**PROMPT:** Go through the listing and pick out each line with the word "structured" in it.

**DATA FOR THIS TASK:**
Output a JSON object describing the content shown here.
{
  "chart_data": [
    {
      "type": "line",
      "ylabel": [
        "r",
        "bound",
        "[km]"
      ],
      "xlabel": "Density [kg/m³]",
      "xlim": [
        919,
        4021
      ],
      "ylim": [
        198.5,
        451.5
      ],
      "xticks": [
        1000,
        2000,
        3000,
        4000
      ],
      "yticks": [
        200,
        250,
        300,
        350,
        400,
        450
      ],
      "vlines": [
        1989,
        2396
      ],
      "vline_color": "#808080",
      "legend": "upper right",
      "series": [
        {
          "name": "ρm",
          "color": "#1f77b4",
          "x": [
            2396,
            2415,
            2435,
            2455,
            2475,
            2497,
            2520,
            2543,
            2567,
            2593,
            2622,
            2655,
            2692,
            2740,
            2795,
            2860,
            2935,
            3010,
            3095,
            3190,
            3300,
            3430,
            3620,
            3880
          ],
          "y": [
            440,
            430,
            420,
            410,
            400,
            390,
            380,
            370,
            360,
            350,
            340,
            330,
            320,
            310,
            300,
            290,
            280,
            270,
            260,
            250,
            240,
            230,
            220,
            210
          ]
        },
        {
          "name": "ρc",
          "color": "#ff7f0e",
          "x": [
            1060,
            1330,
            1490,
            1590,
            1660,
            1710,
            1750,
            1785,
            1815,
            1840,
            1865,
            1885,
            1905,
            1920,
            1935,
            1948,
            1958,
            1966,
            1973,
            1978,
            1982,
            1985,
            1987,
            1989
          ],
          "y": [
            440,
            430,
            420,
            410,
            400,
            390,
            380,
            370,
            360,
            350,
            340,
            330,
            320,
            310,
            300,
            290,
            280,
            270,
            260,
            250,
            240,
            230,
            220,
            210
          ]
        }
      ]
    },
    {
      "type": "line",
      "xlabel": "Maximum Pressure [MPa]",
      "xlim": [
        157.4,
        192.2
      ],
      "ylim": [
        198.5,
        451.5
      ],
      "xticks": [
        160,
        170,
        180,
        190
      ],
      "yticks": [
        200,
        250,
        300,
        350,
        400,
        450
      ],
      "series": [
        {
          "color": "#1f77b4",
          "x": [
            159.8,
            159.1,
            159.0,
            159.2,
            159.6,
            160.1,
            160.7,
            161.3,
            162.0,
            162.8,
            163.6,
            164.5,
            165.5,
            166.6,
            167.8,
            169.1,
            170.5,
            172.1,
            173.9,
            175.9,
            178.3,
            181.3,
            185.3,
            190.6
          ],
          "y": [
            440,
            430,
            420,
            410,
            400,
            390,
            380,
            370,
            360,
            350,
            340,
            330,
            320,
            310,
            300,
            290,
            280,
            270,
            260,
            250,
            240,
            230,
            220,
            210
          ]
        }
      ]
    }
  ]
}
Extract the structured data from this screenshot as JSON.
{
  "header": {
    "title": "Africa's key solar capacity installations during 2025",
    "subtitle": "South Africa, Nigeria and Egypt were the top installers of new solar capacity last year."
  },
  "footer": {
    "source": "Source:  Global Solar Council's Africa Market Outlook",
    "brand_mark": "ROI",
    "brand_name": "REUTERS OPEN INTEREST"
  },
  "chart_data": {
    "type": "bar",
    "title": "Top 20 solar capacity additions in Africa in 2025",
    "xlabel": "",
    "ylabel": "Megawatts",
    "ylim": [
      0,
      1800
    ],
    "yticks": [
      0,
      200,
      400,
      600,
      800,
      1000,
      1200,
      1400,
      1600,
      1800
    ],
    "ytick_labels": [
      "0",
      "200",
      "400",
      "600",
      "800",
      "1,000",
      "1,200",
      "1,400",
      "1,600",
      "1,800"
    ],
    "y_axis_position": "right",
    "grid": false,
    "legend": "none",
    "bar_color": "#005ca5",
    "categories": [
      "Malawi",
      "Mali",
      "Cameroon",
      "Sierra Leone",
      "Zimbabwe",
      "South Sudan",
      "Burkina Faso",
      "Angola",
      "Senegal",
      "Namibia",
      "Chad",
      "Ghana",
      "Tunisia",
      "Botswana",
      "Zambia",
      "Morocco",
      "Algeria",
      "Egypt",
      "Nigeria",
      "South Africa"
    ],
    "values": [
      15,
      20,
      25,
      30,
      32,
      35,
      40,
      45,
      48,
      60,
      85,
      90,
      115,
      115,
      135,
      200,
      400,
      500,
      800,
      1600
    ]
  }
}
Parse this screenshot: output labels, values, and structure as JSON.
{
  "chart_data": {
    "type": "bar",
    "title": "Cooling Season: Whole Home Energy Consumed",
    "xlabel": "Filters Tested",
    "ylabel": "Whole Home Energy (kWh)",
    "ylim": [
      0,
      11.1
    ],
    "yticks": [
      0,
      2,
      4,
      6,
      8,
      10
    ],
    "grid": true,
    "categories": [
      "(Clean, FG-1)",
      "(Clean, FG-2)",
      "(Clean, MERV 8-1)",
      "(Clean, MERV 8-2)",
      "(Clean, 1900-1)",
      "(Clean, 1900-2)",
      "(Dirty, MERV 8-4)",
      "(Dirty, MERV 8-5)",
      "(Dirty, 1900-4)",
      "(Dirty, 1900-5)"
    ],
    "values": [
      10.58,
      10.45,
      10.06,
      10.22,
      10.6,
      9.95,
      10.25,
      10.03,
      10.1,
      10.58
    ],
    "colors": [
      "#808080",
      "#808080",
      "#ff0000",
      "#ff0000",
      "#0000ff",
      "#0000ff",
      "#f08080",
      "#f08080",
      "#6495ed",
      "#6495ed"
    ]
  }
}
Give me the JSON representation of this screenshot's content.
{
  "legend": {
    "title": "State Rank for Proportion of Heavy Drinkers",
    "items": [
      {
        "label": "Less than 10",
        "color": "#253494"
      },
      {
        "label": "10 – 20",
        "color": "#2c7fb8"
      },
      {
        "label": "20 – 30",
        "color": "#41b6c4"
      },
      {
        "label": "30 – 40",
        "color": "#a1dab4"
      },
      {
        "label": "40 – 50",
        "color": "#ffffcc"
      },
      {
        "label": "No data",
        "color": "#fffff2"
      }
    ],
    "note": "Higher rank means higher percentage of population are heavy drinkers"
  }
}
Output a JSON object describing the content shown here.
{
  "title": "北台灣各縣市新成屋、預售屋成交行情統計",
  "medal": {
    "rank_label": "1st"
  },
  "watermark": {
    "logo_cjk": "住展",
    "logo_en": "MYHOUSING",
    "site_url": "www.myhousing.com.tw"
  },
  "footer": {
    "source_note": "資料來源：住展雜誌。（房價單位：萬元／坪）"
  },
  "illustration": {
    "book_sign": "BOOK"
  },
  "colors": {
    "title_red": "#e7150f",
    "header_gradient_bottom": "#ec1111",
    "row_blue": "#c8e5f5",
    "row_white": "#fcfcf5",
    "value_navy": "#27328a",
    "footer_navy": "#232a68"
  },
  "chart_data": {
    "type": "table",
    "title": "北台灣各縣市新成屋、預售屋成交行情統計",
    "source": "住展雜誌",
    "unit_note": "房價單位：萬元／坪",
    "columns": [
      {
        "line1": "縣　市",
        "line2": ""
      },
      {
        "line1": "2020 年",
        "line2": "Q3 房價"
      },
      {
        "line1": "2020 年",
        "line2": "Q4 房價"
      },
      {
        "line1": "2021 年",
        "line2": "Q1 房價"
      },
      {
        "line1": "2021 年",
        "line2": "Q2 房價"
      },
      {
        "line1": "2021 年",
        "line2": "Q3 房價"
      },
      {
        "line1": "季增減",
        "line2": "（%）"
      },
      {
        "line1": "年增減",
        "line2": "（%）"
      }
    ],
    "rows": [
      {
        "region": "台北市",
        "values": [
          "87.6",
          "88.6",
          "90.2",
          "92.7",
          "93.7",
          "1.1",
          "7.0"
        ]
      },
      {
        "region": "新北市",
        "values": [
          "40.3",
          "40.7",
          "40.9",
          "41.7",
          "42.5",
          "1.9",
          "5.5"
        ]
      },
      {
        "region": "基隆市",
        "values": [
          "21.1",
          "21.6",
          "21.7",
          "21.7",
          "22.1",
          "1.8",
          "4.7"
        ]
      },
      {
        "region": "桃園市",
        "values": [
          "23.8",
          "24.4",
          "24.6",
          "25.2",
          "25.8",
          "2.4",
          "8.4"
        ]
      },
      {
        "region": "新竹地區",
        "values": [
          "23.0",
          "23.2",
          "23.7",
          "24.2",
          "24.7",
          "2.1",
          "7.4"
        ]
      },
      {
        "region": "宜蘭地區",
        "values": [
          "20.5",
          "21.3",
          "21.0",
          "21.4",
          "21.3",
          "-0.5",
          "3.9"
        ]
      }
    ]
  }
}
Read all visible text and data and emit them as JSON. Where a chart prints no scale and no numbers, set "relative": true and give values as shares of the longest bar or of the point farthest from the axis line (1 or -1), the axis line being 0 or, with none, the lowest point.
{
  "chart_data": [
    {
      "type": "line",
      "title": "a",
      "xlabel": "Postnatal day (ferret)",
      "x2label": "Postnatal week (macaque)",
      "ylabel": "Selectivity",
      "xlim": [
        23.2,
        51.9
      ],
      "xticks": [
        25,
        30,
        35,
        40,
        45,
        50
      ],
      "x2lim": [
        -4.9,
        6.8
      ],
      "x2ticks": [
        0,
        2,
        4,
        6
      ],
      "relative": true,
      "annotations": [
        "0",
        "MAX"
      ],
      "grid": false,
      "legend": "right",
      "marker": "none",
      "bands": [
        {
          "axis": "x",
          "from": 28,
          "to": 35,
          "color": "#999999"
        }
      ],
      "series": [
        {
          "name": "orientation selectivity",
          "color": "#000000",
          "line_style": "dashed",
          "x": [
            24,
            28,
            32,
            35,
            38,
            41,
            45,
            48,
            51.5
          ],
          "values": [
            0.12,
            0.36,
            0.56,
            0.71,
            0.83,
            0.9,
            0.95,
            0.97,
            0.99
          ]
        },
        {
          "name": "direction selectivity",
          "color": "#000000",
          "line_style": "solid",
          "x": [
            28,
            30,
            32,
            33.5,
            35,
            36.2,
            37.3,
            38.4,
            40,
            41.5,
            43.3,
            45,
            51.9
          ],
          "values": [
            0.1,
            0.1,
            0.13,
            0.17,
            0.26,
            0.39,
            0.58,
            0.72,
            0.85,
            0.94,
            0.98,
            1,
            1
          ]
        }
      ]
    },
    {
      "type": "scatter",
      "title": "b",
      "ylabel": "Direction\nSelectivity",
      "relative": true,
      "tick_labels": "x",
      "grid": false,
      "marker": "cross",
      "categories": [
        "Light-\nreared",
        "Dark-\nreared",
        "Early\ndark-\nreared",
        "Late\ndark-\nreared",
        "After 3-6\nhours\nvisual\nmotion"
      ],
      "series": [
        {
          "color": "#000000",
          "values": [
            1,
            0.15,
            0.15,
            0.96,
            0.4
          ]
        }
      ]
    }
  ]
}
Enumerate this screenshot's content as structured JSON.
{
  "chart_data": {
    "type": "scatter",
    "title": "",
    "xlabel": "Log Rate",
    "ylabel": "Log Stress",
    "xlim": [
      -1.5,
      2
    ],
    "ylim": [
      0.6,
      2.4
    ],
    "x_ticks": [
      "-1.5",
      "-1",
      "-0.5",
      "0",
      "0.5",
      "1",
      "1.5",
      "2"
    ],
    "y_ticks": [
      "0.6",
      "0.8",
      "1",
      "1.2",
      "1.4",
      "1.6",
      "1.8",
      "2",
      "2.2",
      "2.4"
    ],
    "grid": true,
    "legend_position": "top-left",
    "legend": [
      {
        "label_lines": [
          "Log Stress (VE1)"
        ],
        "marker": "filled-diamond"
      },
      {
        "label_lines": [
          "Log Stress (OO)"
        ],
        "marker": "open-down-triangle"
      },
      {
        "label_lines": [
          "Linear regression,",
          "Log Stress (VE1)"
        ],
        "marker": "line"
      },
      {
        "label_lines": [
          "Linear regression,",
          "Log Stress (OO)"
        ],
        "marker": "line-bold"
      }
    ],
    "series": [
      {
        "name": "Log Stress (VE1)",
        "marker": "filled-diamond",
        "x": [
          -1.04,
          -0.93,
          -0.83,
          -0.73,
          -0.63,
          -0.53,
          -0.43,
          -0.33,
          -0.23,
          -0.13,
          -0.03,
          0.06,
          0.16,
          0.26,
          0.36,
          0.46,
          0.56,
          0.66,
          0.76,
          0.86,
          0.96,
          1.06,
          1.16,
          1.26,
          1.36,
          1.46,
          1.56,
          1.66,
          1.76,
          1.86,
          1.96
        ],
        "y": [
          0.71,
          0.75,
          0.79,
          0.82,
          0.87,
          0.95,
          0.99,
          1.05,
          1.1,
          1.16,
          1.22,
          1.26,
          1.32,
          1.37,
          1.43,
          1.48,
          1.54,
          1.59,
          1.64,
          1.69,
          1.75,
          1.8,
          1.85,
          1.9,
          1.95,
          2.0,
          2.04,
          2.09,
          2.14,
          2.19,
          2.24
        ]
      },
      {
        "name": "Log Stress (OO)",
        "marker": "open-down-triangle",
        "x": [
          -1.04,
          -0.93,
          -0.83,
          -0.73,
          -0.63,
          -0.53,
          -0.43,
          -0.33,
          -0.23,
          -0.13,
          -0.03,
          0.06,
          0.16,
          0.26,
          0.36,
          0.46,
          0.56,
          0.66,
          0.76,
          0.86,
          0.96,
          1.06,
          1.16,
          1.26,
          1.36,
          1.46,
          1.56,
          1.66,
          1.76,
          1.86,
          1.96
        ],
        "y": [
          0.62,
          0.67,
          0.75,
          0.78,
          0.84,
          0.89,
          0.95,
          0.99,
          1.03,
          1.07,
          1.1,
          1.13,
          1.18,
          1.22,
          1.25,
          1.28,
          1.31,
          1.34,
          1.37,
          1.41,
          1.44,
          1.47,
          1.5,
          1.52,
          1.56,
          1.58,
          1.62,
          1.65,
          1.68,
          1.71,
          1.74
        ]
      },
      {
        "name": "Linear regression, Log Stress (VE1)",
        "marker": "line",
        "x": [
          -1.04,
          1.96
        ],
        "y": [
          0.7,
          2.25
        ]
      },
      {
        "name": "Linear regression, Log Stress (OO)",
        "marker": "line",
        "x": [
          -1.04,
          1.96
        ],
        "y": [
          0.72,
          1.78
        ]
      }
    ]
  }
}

**THE RESPONSE:**
Extract the structured data from this screenshot as JSON.
Enumerate this screenshot's content as structured JSON.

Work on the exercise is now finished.